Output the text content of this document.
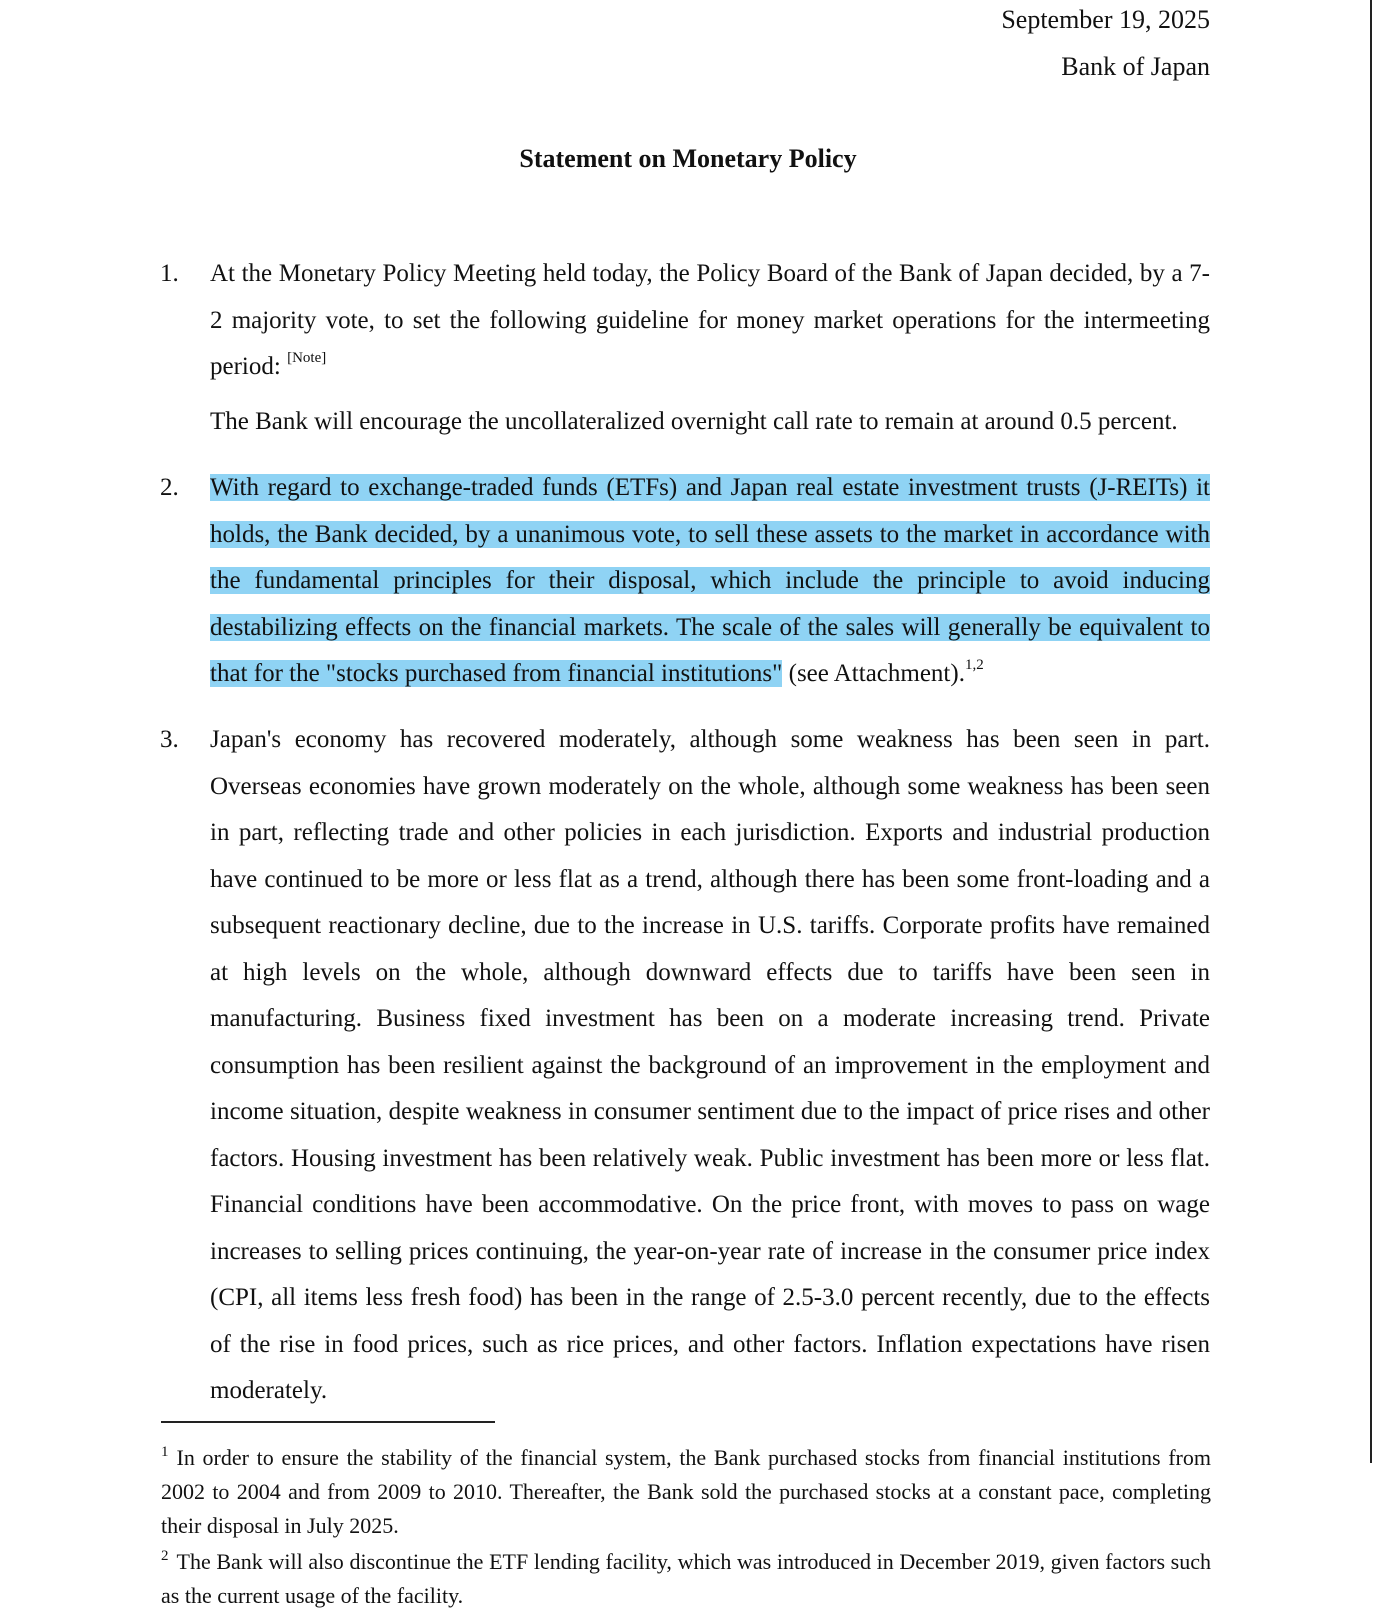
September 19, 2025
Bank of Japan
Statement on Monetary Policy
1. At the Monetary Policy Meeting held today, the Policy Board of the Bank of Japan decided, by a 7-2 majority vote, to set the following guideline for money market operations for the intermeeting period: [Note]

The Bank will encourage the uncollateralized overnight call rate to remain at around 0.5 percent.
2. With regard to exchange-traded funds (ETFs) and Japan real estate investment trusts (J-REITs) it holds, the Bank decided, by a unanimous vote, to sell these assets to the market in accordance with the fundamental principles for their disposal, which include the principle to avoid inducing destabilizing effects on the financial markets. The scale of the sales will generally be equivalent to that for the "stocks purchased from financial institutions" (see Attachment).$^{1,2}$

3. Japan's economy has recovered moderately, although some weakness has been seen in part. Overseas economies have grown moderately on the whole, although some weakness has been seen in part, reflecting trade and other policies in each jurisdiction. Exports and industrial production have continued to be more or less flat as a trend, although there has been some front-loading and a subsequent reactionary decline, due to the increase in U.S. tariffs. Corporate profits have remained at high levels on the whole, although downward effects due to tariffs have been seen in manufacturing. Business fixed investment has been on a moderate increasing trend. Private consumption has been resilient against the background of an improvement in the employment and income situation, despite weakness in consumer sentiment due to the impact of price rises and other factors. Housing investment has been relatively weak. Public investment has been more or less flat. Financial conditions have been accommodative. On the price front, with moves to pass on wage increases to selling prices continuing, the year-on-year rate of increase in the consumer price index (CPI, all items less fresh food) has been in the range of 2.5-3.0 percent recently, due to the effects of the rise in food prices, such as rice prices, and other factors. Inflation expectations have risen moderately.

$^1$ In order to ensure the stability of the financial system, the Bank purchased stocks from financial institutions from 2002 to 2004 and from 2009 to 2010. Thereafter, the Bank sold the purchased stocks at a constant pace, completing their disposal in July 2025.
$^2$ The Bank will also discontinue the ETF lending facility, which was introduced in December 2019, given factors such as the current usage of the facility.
---
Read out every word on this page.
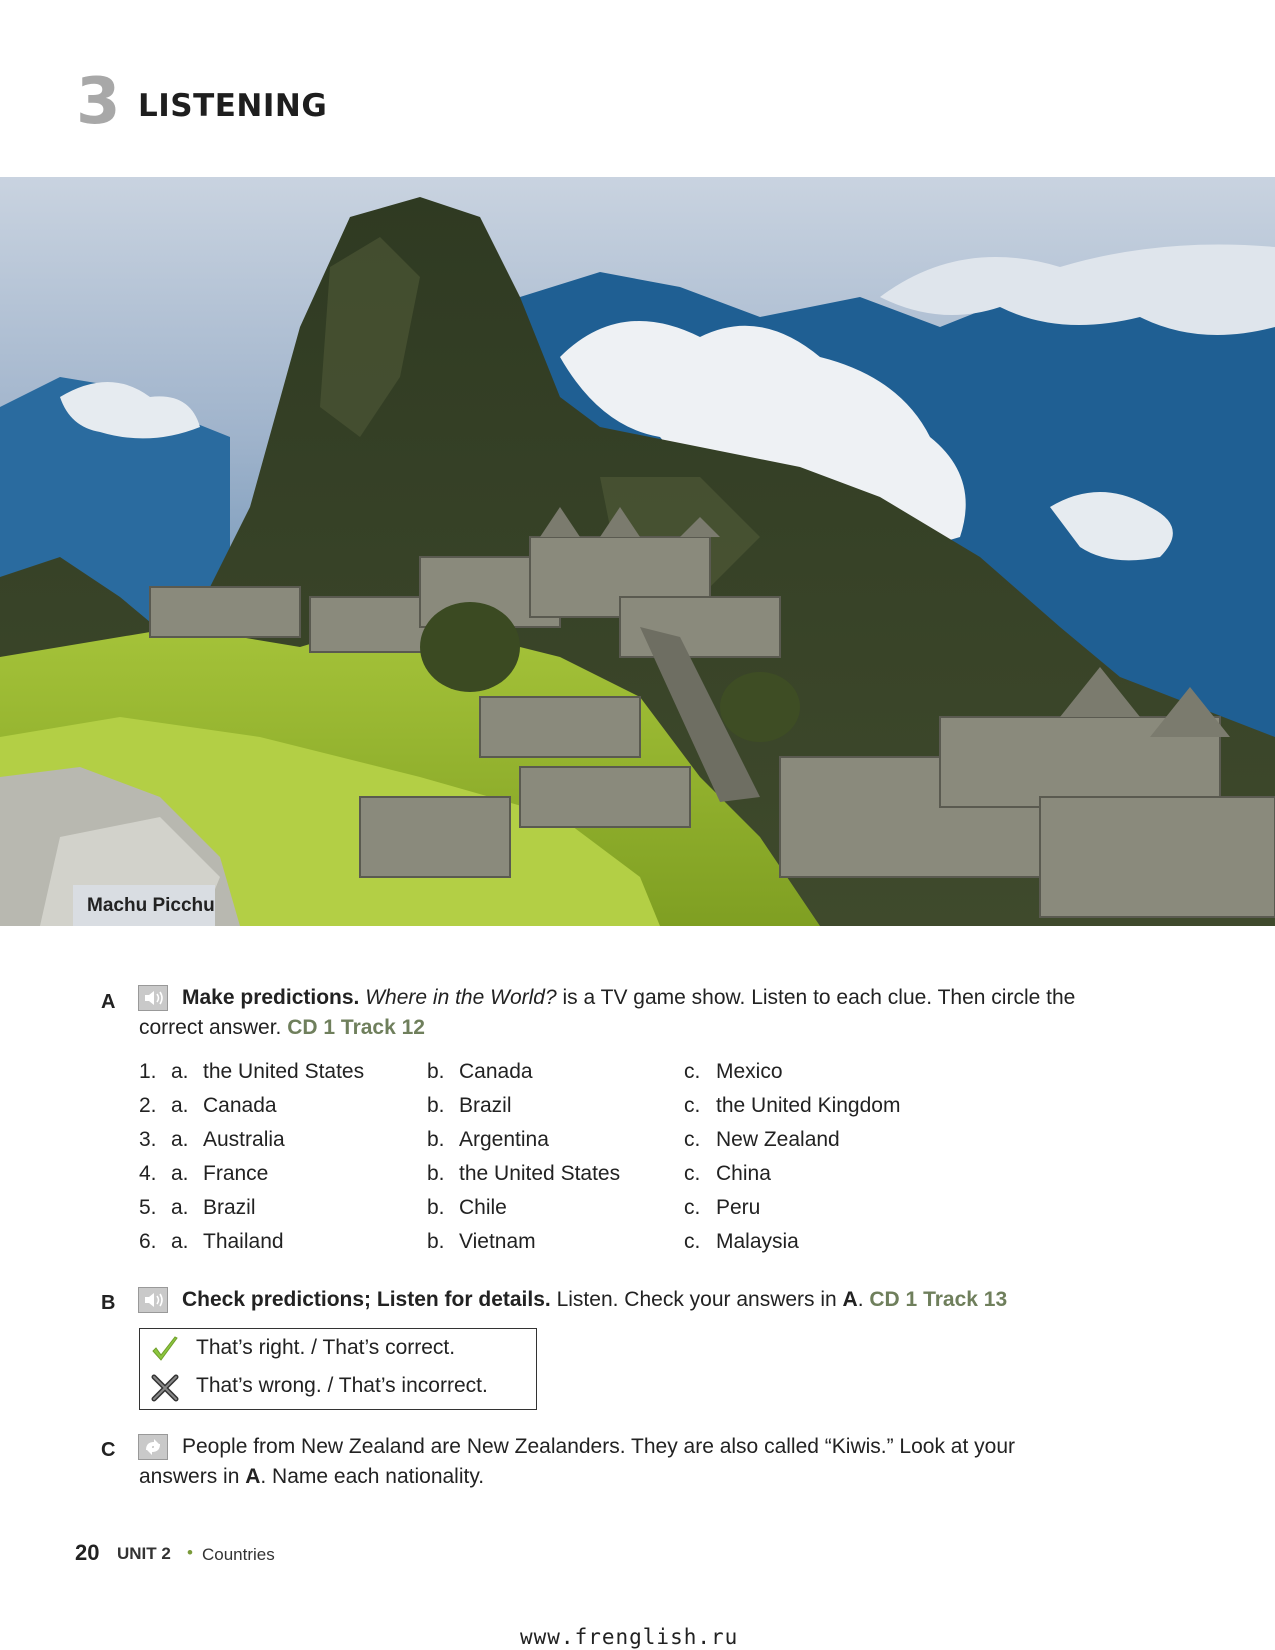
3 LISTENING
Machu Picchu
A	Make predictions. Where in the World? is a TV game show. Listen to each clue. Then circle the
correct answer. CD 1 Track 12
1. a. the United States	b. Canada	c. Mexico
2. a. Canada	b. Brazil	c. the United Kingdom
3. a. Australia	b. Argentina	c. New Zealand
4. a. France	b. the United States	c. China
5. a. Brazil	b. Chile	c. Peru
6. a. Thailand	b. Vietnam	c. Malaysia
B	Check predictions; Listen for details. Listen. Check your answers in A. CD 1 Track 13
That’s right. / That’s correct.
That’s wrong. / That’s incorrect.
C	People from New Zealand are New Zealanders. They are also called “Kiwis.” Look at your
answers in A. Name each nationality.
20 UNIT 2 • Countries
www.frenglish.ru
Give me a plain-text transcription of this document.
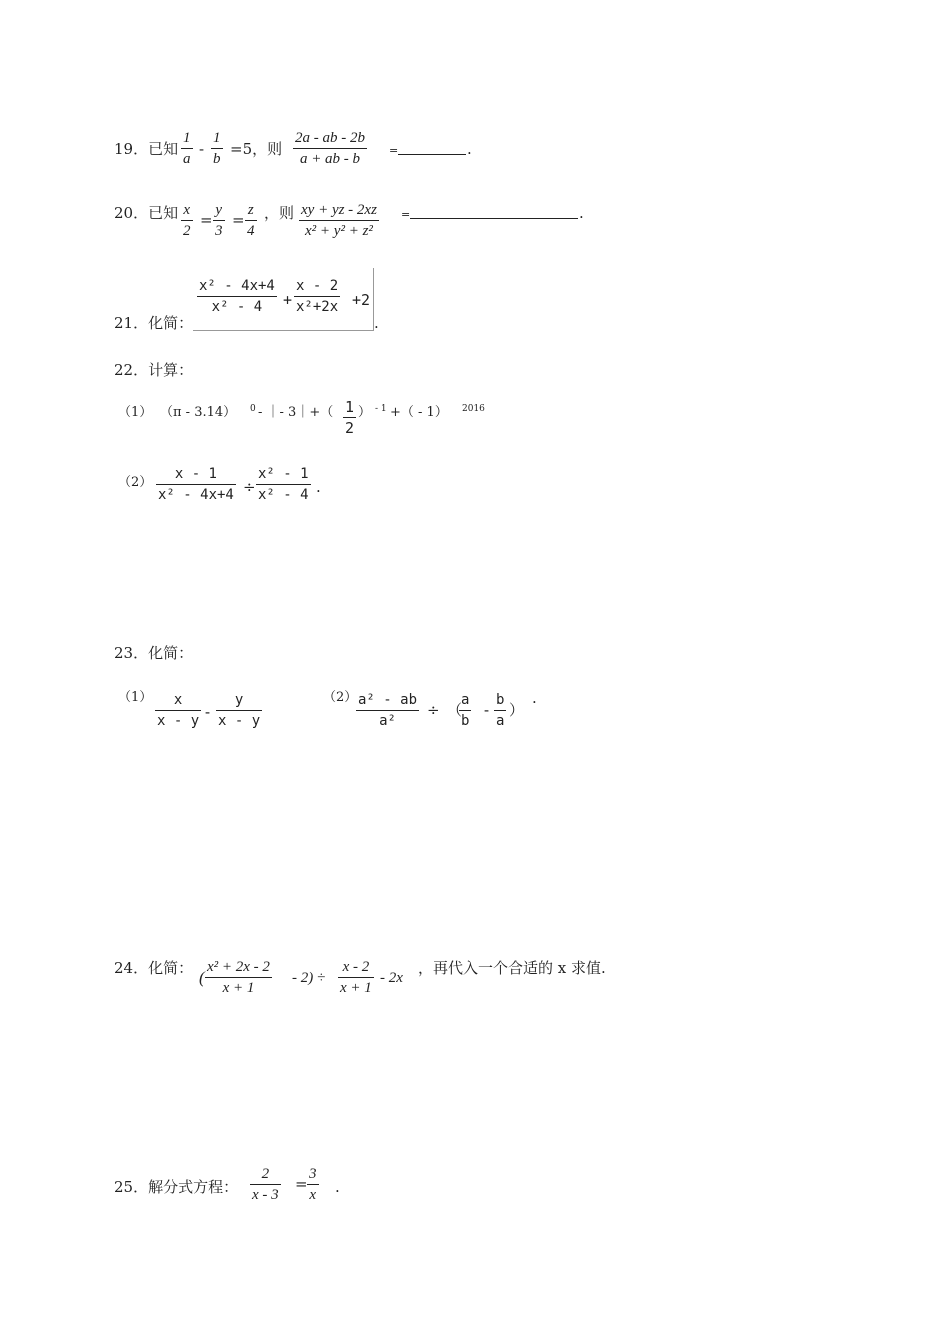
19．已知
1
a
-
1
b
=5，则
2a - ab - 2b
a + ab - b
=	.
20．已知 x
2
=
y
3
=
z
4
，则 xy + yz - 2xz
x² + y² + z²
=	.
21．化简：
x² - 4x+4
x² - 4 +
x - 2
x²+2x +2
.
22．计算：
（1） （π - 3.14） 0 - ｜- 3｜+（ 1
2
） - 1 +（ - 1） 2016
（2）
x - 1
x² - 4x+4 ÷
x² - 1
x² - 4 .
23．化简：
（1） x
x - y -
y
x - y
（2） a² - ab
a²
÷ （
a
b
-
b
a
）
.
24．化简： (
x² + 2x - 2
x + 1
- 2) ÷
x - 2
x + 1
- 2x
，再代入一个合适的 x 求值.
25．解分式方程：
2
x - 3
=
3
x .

» **Written request**:
In the listing, find every line with the word "Monetary" and state how many there are, nothing more.

» **Exercise output**:
2